**To be done**. In the data, extract each line that holds the string "this".

Source data:

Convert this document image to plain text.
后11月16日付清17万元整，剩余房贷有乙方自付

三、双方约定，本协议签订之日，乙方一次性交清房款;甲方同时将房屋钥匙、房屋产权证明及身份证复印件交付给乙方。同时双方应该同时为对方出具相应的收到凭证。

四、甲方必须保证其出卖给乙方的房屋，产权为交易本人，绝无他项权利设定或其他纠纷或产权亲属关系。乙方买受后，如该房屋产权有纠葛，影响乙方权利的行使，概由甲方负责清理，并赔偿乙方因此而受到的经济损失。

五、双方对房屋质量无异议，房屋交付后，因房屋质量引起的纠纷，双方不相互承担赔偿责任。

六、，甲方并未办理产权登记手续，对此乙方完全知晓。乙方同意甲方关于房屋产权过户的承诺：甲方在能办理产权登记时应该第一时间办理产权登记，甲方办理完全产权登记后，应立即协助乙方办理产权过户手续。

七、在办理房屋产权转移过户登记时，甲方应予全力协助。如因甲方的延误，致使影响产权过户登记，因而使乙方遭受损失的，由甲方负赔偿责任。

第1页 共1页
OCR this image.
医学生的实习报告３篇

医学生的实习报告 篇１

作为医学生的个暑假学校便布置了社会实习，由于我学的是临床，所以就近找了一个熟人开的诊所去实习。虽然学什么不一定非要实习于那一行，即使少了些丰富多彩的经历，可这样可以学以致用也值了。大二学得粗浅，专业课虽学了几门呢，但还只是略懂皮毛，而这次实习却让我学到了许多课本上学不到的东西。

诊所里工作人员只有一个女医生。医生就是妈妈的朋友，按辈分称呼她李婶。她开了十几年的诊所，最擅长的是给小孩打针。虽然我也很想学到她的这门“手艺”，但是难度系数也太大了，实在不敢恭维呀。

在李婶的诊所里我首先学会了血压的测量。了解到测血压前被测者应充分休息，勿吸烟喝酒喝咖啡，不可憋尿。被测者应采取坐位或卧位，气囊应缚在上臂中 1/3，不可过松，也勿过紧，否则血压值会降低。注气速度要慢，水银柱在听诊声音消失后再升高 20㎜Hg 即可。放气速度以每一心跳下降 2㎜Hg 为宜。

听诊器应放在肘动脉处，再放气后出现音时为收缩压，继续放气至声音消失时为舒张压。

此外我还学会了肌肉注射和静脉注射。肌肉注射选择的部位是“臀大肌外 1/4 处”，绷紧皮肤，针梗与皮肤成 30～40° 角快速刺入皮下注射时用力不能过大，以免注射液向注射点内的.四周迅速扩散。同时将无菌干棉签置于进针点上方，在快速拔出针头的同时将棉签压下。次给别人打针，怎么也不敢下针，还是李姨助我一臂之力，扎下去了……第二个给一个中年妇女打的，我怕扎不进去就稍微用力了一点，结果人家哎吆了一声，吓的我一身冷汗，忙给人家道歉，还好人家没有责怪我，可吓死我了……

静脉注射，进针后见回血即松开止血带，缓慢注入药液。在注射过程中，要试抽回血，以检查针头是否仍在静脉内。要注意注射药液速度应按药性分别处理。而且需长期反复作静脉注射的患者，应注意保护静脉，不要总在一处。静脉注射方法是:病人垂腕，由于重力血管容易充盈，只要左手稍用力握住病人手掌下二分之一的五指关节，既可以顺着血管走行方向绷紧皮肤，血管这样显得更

**Finished exercise**.
Convert this document image to plain text.
OCR this image.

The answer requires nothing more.